• _AIM OF THE TASK_
Here are some records. Copy each one exactly.

(Dataset entries)
---
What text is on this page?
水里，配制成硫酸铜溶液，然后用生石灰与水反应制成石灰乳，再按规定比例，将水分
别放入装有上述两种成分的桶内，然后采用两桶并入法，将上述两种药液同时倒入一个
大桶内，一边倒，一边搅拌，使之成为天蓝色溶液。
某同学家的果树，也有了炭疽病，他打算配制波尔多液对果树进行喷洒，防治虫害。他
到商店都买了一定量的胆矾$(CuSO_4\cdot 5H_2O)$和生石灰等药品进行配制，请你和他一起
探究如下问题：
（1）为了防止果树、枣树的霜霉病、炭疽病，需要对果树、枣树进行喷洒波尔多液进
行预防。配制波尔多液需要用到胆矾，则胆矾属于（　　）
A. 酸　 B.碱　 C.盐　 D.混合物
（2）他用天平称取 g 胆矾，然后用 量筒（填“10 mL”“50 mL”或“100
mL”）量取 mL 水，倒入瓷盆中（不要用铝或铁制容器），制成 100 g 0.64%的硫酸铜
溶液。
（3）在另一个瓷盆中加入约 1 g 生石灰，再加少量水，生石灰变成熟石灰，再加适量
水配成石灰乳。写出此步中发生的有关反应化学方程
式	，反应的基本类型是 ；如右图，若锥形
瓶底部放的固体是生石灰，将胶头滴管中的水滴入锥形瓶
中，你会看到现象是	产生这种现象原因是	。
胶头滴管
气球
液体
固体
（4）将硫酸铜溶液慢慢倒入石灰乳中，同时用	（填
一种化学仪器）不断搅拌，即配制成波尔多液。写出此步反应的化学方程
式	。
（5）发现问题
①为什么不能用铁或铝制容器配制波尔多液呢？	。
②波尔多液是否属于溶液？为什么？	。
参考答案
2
---
• _COMPLETED EXERCISE_
What text is on this page?
水里，配制成硫酸铜溶液，然后用生石灰与水反应制成石灰乳，再按规定比例，将水分
别放入装有上述两种成分的桶内，然后采用两桶并入法，将上述两种药液同时倒入一个
大桶内，一边倒，一边搅拌，使之成为天蓝色溶液。
某同学家的果树，也有了炭疽病，他打算配制波尔多液对果树进行喷洒，防治虫害。他
到商店都买了一定量的胆矾$(CuSO_4\cdot 5H_2O)$和生石灰等药品进行配制，请你和他一起
探究如下问题：
（1）为了防止果树、枣树的霜霉病、炭疽病，需要对果树、枣树进行喷洒波尔多液进
行预防。配制波尔多液需要用到胆矾，则胆矾属于（　　）
A. 酸　 B.碱　 C.盐　 D.混合物
（2）他用天平称取 g 胆矾，然后用 量筒（填“10 mL”“50 mL”或“100
mL”）量取 mL 水，倒入瓷盆中（不要用铝或铁制容器），制成 100 g 0.64%的硫酸铜
溶液。
（3）在另一个瓷盆中加入约 1 g 生石灰，再加少量水，生石灰变成熟石灰，再加适量
水配成石灰乳。写出此步中发生的有关反应化学方程
式	，反应的基本类型是 ；如右图，若锥形
瓶底部放的固体是生石灰，将胶头滴管中的水滴入锥形瓶
中，你会看到现象是	产生这种现象原因是	。
胶头滴管
气球
液体
固体
（4）将硫酸铜溶液慢慢倒入石灰乳中，同时用	（填
一种化学仪器）不断搅拌，即配制成波尔多液。写出此步反应的化学方程
式	。
（5）发现问题
①为什么不能用铁或铝制容器配制波尔多液呢？	。
②波尔多液是否属于溶液？为什么？	。
参考答案
2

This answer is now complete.